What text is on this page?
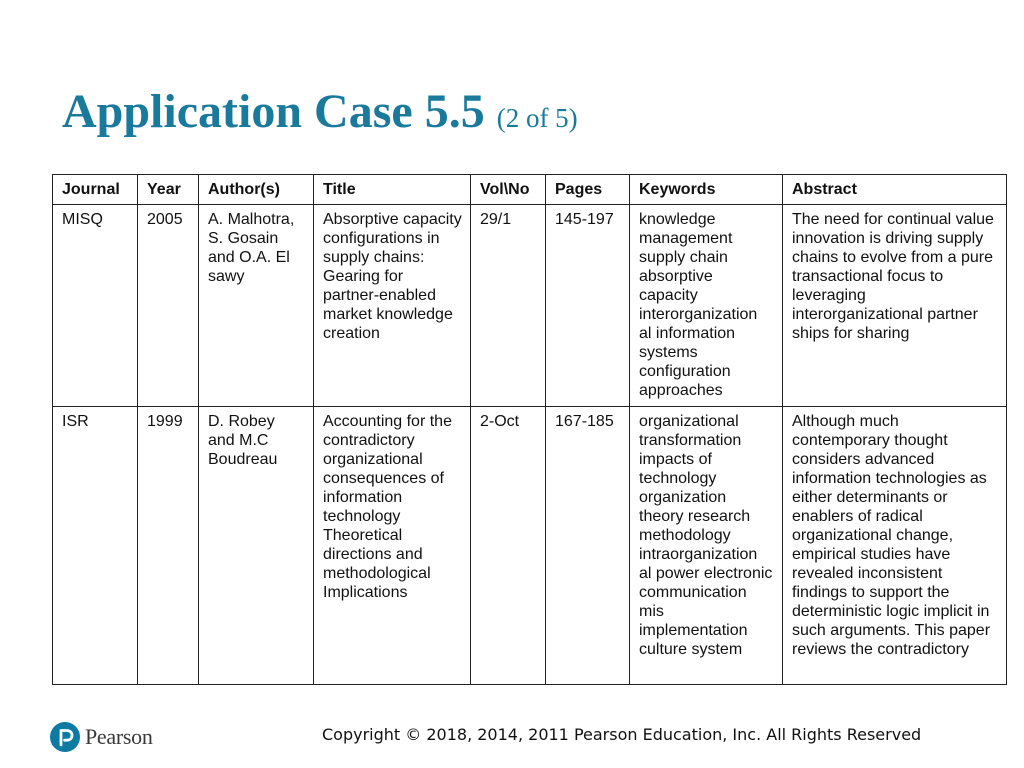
Application Case 5.5 (2 of 5)
Journal	Year	Author(s)	Title	Vol\No	Pages	Keywords	Abstract
MISQ	2005	A. Malhotra, S. Gosain and O.A. El sawy	Absorptive capacity configurations in supply chains: Gearing for partner-enabled market knowledge creation	29/1	145-197	knowledge management supply chain absorptive capacity interorganization al information systems configuration approaches	The need for continual value innovation is driving supply chains to evolve from a pure transactional focus to leveraging interorganizational partner ships for sharing
ISR	1999	D. Robey and M.C Boudreau	Accounting for the contradictory organizational consequences of information technology Theoretical directions and methodological Implications	2-Oct	167-185	organizational transformation impacts of technology organization theory research methodology intraorganization al power electronic communication mis implementation culture system	Although much contemporary thought considers advanced information technologies as either determinants or enablers of radical organizational change, empirical studies have revealed inconsistent findings to support the deterministic logic implicit in such arguments. This paper reviews the contradictory
Pearson	Copyright © 2018, 2014, 2011 Pearson Education, Inc. All Rights Reserved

##########

Set the pictures aside and transcribe the data above exactly.

What text is on this page?
Application Case 5.5 (2 of 5)
Journal	Year	Author(s)	Title	Vol\No	Pages	Keywords	Abstract
MISQ	2005	A. Malhotra, S. Gosain and O.A. El sawy	Absorptive capacity configurations in supply chains: Gearing for partner-enabled market knowledge creation	29/1	145-197	knowledge management supply chain absorptive capacity interorganization al information systems configuration approaches	The need for continual value innovation is driving supply chains to evolve from a pure transactional focus to leveraging interorganizational partner ships for sharing
ISR	1999	D. Robey and M.C Boudreau	Accounting for the contradictory organizational consequences of information technology Theoretical directions and methodological Implications	2-Oct	167-185	organizational transformation impacts of technology organization theory research methodology intraorganization al power electronic communication mis implementation culture system	Although much contemporary thought considers advanced information technologies as either determinants or enablers of radical organizational change, empirical studies have revealed inconsistent findings to support the deterministic logic implicit in such arguments. This paper reviews the contradictory
Pearson	Copyright © 2018, 2014, 2011 Pearson Education, Inc. All Rights Reserved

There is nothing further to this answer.